(Saved data entries)
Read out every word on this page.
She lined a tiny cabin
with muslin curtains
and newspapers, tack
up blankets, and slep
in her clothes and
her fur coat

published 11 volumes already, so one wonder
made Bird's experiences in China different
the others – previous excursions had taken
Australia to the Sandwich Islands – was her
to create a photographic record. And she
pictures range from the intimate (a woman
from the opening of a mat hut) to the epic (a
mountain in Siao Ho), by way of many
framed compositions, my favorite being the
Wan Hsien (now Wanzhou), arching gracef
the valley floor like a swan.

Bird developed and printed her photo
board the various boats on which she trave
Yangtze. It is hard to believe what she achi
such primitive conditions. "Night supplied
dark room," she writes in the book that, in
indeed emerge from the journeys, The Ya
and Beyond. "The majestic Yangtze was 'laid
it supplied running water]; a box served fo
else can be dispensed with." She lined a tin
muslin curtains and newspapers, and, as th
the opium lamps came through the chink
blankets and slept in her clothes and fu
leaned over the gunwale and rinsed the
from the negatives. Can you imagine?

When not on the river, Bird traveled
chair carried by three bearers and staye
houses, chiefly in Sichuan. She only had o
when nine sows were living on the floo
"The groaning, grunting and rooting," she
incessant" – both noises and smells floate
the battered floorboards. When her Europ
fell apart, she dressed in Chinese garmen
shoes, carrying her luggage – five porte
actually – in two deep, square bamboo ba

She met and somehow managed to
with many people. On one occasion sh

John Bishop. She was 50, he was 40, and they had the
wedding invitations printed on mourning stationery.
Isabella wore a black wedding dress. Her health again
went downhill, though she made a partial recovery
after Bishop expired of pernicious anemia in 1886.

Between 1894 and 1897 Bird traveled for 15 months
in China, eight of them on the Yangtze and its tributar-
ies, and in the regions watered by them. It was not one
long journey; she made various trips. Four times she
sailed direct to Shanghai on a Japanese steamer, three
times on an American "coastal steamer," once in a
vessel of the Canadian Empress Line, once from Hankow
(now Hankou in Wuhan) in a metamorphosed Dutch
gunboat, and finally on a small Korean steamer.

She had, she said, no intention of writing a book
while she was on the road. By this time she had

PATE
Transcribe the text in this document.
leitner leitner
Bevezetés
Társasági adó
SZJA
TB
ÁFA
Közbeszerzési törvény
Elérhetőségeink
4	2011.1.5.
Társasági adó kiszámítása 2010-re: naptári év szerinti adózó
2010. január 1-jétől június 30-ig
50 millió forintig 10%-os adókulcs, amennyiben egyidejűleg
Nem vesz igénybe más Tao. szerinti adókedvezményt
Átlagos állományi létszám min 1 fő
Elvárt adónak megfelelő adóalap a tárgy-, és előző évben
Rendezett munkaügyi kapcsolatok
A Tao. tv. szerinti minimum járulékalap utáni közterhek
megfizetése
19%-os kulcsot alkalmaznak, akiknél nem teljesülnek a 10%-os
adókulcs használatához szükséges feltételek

* _What you are asked to do_
Take every line that includes the string "traveled" and copy it.

* _Task result_
When not on the river, Bird traveled
Between 1894 and 1897 Bird traveled for 15 months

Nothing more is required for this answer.